▶ _WHAT TO DO_: An exact copy of the records is required, minus the pictures they hold.
↓↓↓
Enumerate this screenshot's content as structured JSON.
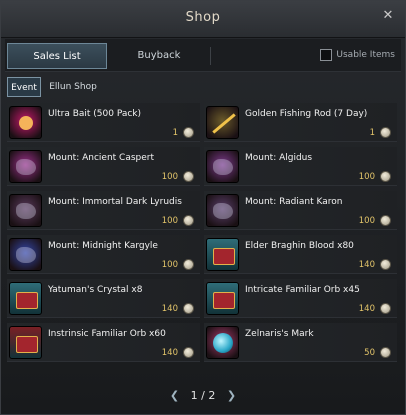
{
  "window": {
    "title": "Shop",
    "close_symbol": "✕"
  },
  "tabs": [
    {
      "label": "Sales List",
      "active": true
    },
    {
      "label": "Buyback",
      "active": false
    }
  ],
  "usable_items_label": "Usable Items",
  "subtabs": [
    {
      "label": "Event",
      "active": true
    },
    {
      "label": "Ellun Shop",
      "active": false
    }
  ],
  "items": [
    {
      "name": "Ultra Bait (500 Pack)",
      "price": "1",
      "icon": "bait-icon",
      "color": "#c2186a"
    },
    {
      "name": "Golden Fishing Rod (7 Day)",
      "price": "1",
      "icon": "fishing-rod-icon",
      "color": "#6a5a2a"
    },
    {
      "name": "Mount: Ancient Caspert",
      "price": "100",
      "icon": "mount-icon",
      "color": "#9b2f8a"
    },
    {
      "name": "Mount: Algidus",
      "price": "100",
      "icon": "mount-icon",
      "color": "#7d3a8d"
    },
    {
      "name": "Mount: Immortal Dark Lyrudis",
      "price": "100",
      "icon": "mount-icon",
      "color": "#5a3a5c"
    },
    {
      "name": "Mount: Radiant Karon",
      "price": "100",
      "icon": "mount-icon",
      "color": "#5a3f6a"
    },
    {
      "name": "Mount: Midnight Kargyle",
      "price": "100",
      "icon": "mount-icon",
      "color": "#3346a8"
    },
    {
      "name": "Elder Braghin Blood x80",
      "price": "140",
      "icon": "chest-icon",
      "color": "#2f6d78"
    },
    {
      "name": "Yatuman's Crystal x8",
      "price": "140",
      "icon": "chest-icon",
      "color": "#2f6d78"
    },
    {
      "name": "Intricate Familiar Orb x45",
      "price": "140",
      "icon": "chest-icon",
      "color": "#2f6d78"
    },
    {
      "name": "Instrinsic Familiar Orb x60",
      "price": "140",
      "icon": "chest-icon",
      "color": "#7a1f24"
    },
    {
      "name": "Zelnaris's Mark",
      "price": "50",
      "icon": "orb-icon",
      "color": "#a83a6a"
    }
  ],
  "pagination": {
    "current": "1",
    "separator": "/",
    "total": "2",
    "prev": "❮",
    "next": "❯"
  }
}
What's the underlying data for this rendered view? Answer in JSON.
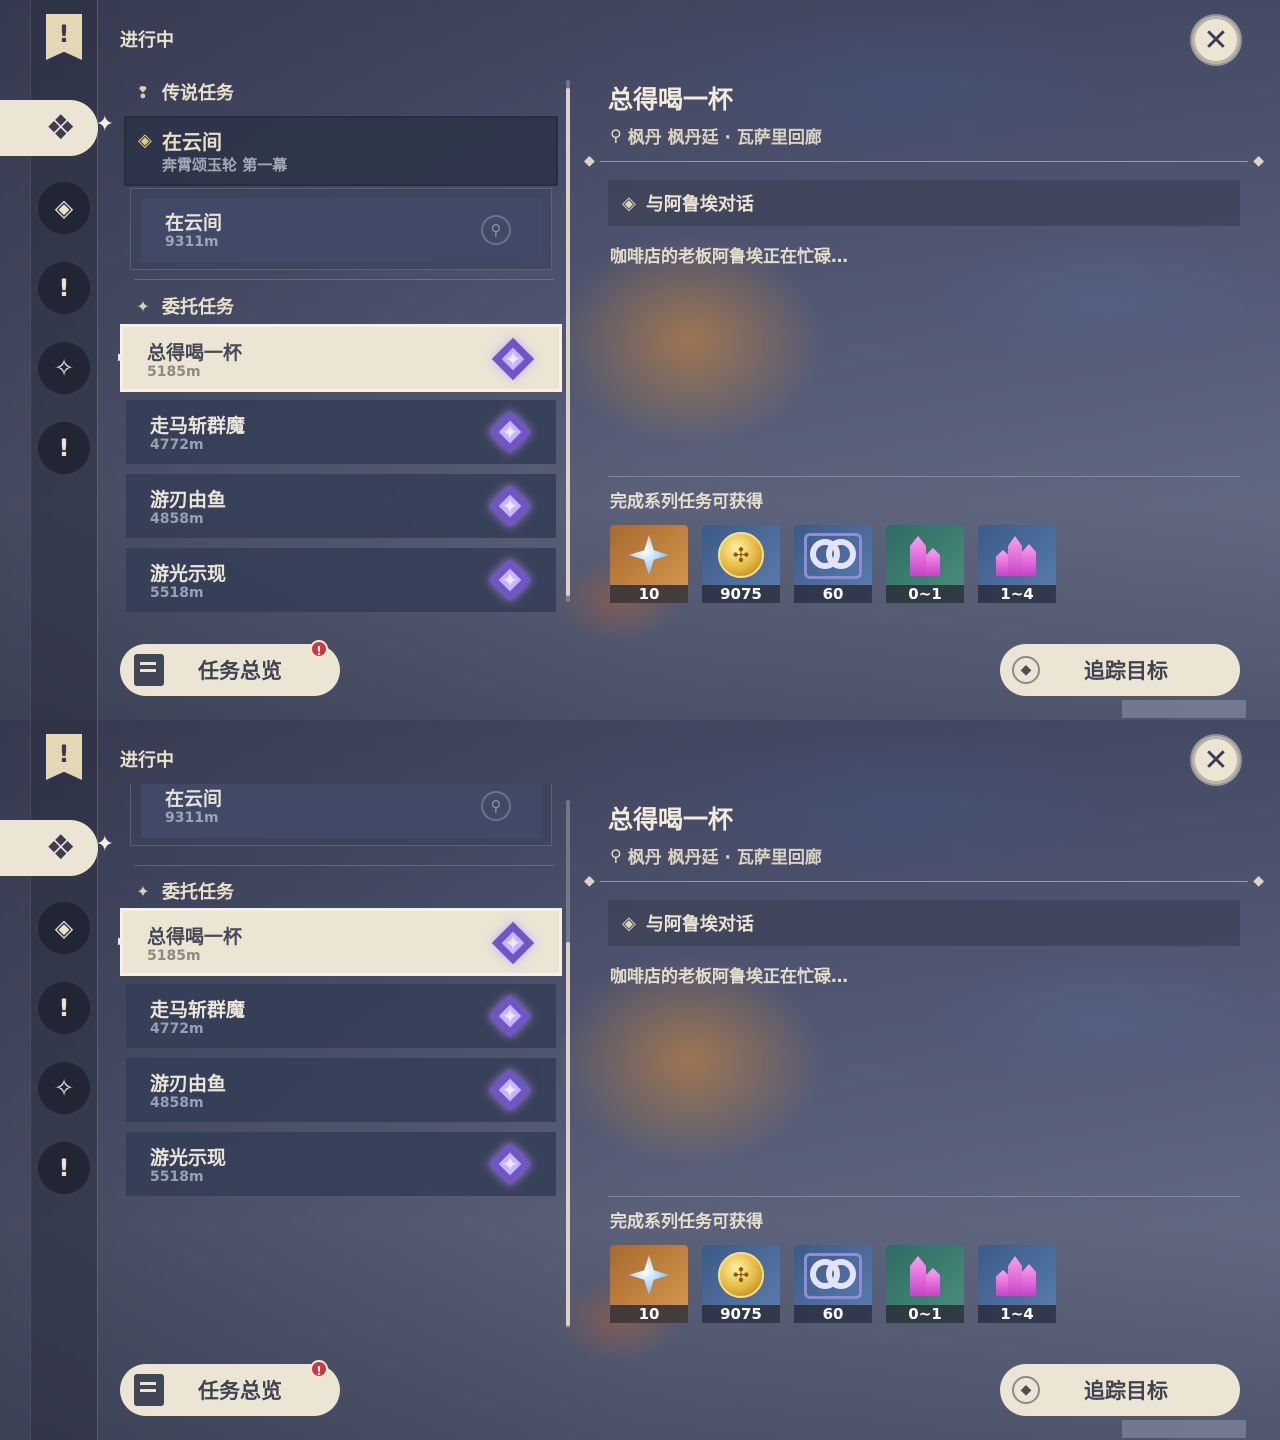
{
  "status_title": "进行中",
  "close_label": "✕",
  "legend_section": {
    "title": "传说任务",
    "quest_title": "在云间",
    "quest_subtitle": "奔霄颂玉轮 第一幕",
    "step_title": "在云间",
    "step_distance": "9311m"
  },
  "commission_section": {
    "title": "委托任务"
  },
  "quests": [
    {
      "title": "总得喝一杯",
      "distance": "5185m",
      "selected": true
    },
    {
      "title": "走马斩群魔",
      "distance": "4772m",
      "selected": false
    },
    {
      "title": "游刃由鱼",
      "distance": "4858m",
      "selected": false
    },
    {
      "title": "游光示现",
      "distance": "5518m",
      "selected": false
    }
  ],
  "detail": {
    "title": "总得喝一杯",
    "location": "枫丹 枫丹廷 · 瓦萨里回廊",
    "objective": "与阿鲁埃对话",
    "description": "咖啡店的老板阿鲁埃正在忙碌…",
    "reward_title": "完成系列任务可获得",
    "rewards": [
      {
        "icon": "primogem-icon",
        "count": "10"
      },
      {
        "icon": "mora-coin-icon",
        "count": "9075"
      },
      {
        "icon": "friendship-exp-icon",
        "count": "60"
      },
      {
        "icon": "crystal-shard-icon",
        "count": "0~1"
      },
      {
        "icon": "crystal-cluster-icon",
        "count": "1~4"
      }
    ]
  },
  "buttons": {
    "overview": "任务总览",
    "overview_badge": "!",
    "track": "追踪目标"
  }
}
↑↑↑
▶ _EXERCISE RESPONSE_:
Enumerate this screenshot's content as structured JSON.
{
  "window": {
    "title": "Shop",
    "close_symbol": "✕"
  },
  "tabs": [
    {
      "label": "Sales List",
      "active": true
    },
    {
      "label": "Buyback",
      "active": false
    }
  ],
  "usable_items_label": "Usable Items",
  "subtabs": [
    {
      "label": "Event",
      "active": true
    },
    {
      "label": "Ellun Shop",
      "active": false
    }
  ],
  "items": [
    {
      "name": "Ultra Bait (500 Pack)",
      "price": "1",
      "icon": "bait-icon",
      "color": "#c2186a"
    },
    {
      "name": "Golden Fishing Rod (7 Day)",
      "price": "1",
      "icon": "fishing-rod-icon",
      "color": "#6a5a2a"
    },
    {
      "name": "Mount: Ancient Caspert",
      "price": "100",
      "icon": "mount-icon",
      "color": "#9b2f8a"
    },
    {
      "name": "Mount: Algidus",
      "price": "100",
      "icon": "mount-icon",
      "color": "#7d3a8d"
    },
    {
      "name": "Mount: Immortal Dark Lyrudis",
      "price": "100",
      "icon": "mount-icon",
      "color": "#5a3a5c"
    },
    {
      "name": "Mount: Radiant Karon",
      "price": "100",
      "icon": "mount-icon",
      "color": "#5a3f6a"
    },
    {
      "name": "Mount: Midnight Kargyle",
      "price": "100",
      "icon": "mount-icon",
      "color": "#3346a8"
    },
    {
      "name": "Elder Braghin Blood x80",
      "price": "140",
      "icon": "chest-icon",
      "color": "#2f6d78"
    },
    {
      "name": "Yatuman's Crystal x8",
      "price": "140",
      "icon": "chest-icon",
      "color": "#2f6d78"
    },
    {
      "name": "Intricate Familiar Orb x45",
      "price": "140",
      "icon": "chest-icon",
      "color": "#2f6d78"
    },
    {
      "name": "Instrinsic Familiar Orb x60",
      "price": "140",
      "icon": "chest-icon",
      "color": "#7a1f24"
    },
    {
      "name": "Zelnaris's Mark",
      "price": "50",
      "icon": "orb-icon",
      "color": "#a83a6a"
    }
  ],
  "pagination": {
    "current": "1",
    "separator": "/",
    "total": "2",
    "prev": "❮",
    "next": "❯"
  }
}
What's the underlying data for this rendered view? Answer in JSON.
{
  "status_title": "进行中",
  "close_label": "✕",
  "legend_section": {
    "title": "传说任务",
    "quest_title": "在云间",
    "quest_subtitle": "奔霄颂玉轮 第一幕",
    "step_title": "在云间",
    "step_distance": "9311m"
  },
  "commission_section": {
    "title": "委托任务"
  },
  "quests": [
    {
      "title": "总得喝一杯",
      "distance": "5185m",
      "selected": true
    },
    {
      "title": "走马斩群魔",
      "distance": "4772m",
      "selected": false
    },
    {
      "title": "游刃由鱼",
      "distance": "4858m",
      "selected": false
    },
    {
      "title": "游光示现",
      "distance": "5518m",
      "selected": false
    }
  ],
  "detail": {
    "title": "总得喝一杯",
    "location": "枫丹 枫丹廷 · 瓦萨里回廊",
    "objective": "与阿鲁埃对话",
    "description": "咖啡店的老板阿鲁埃正在忙碌…",
    "reward_title": "完成系列任务可获得",
    "rewards": [
      {
        "icon": "primogem-icon",
        "count": "10"
      },
      {
        "icon": "mora-coin-icon",
        "count": "9075"
      },
      {
        "icon": "friendship-exp-icon",
        "count": "60"
      },
      {
        "icon": "crystal-shard-icon",
        "count": "0~1"
      },
      {
        "icon": "crystal-cluster-icon",
        "count": "1~4"
      }
    ]
  },
  "buttons": {
    "overview": "任务总览",
    "overview_badge": "!",
    "track": "追踪目标"
  }
}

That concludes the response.